● RECORDS TO USE:
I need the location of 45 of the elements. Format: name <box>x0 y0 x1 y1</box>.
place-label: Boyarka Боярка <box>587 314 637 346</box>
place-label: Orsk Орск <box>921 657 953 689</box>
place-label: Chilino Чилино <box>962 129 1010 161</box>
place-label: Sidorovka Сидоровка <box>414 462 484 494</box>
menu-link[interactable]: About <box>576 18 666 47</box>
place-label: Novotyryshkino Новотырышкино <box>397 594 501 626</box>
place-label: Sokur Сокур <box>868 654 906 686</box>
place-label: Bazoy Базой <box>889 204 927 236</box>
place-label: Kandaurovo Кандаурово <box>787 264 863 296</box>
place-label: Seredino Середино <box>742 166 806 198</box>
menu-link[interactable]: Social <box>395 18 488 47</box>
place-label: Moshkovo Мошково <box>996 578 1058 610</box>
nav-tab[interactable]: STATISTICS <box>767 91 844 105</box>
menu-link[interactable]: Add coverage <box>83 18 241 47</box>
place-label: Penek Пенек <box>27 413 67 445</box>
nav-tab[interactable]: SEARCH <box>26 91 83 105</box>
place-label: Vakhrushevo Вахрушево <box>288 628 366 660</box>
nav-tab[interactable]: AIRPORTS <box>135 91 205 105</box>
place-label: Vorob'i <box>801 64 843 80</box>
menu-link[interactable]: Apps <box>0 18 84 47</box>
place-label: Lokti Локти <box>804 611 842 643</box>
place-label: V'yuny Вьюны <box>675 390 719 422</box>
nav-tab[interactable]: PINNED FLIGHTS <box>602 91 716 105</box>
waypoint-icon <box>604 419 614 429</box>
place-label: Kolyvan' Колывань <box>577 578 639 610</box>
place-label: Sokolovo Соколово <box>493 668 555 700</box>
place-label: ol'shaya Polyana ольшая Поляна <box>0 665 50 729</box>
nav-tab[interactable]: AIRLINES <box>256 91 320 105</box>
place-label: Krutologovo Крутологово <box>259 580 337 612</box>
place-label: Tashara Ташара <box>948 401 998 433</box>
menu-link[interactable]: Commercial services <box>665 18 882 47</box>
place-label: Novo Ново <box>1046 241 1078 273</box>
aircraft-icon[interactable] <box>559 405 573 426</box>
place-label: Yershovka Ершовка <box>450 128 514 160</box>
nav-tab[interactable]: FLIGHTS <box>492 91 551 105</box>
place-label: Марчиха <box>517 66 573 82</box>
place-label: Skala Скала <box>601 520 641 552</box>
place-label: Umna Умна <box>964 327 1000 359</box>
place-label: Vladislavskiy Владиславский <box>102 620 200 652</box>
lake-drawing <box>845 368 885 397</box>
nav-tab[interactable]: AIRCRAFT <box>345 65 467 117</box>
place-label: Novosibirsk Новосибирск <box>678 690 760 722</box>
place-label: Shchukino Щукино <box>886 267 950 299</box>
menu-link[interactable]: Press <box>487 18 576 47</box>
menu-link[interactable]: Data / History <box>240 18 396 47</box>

● TASK INSTRUCTIONS:
Update the records by replacing each "place-label" with "map-label" and keep every other part of all the records the same.

● ANSWER BELOW:
I need the location of 45 of the elements. Format: name <box>x0 y0 x1 y1</box>.
map-label: Boyarka Боярка <box>587 314 637 346</box>
map-label: Orsk Орск <box>921 657 953 689</box>
map-label: Chilino Чилино <box>962 129 1010 161</box>
map-label: Sidorovka Сидоровка <box>414 462 484 494</box>
menu-link[interactable]: About <box>576 18 666 47</box>
map-label: Novotyryshkino Новотырышкино <box>397 594 501 626</box>
map-label: Sokur Сокур <box>868 654 906 686</box>
map-label: Bazoy Базой <box>889 204 927 236</box>
map-label: Kandaurovo Кандаурово <box>787 264 863 296</box>
map-label: Seredino Середино <box>742 166 806 198</box>
menu-link[interactable]: Social <box>395 18 488 47</box>
map-label: Moshkovo Мошково <box>996 578 1058 610</box>
nav-tab[interactable]: STATISTICS <box>767 91 844 105</box>
menu-link[interactable]: Add coverage <box>83 18 241 47</box>
map-label: Penek Пенек <box>27 413 67 445</box>
nav-tab[interactable]: SEARCH <box>26 91 83 105</box>
map-label: Vakhrushevo Вахрушево <box>288 628 366 660</box>
nav-tab[interactable]: AIRPORTS <box>135 91 205 105</box>
map-label: Vorob'i <box>801 64 843 80</box>
menu-link[interactable]: Apps <box>0 18 84 47</box>
map-label: Lokti Локти <box>804 611 842 643</box>
map-label: V'yuny Вьюны <box>675 390 719 422</box>
nav-tab[interactable]: PINNED FLIGHTS <box>602 91 716 105</box>
waypoint-icon <box>604 419 614 429</box>
map-label: Kolyvan' Колывань <box>577 578 639 610</box>
map-label: Sokolovo Соколово <box>493 668 555 700</box>
map-label: ol'shaya Polyana ольшая Поляна <box>0 665 50 729</box>
nav-tab[interactable]: AIRLINES <box>256 91 320 105</box>
map-label: Krutologovo Крутологово <box>259 580 337 612</box>
map-label: Tashara Ташара <box>948 401 998 433</box>
menu-link[interactable]: Commercial services <box>665 18 882 47</box>
map-label: Novo Ново <box>1046 241 1078 273</box>
aircraft-icon[interactable] <box>559 405 573 426</box>
map-label: Yershovka Ершовка <box>450 128 514 160</box>
nav-tab[interactable]: FLIGHTS <box>492 91 551 105</box>
map-label: Марчиха <box>517 66 573 82</box>
map-label: Skala Скала <box>601 520 641 552</box>
map-label: Umna Умна <box>964 327 1000 359</box>
map-label: Vladislavskiy Владиславский <box>102 620 200 652</box>
lake-drawing <box>845 368 885 397</box>
nav-tab[interactable]: AIRCRAFT <box>345 65 467 117</box>
map-label: Novosibirsk Новосибирск <box>678 690 760 722</box>
map-label: Shchukino Щукино <box>886 267 950 299</box>
menu-link[interactable]: Press <box>487 18 576 47</box>
menu-link[interactable]: Data / History <box>240 18 396 47</box>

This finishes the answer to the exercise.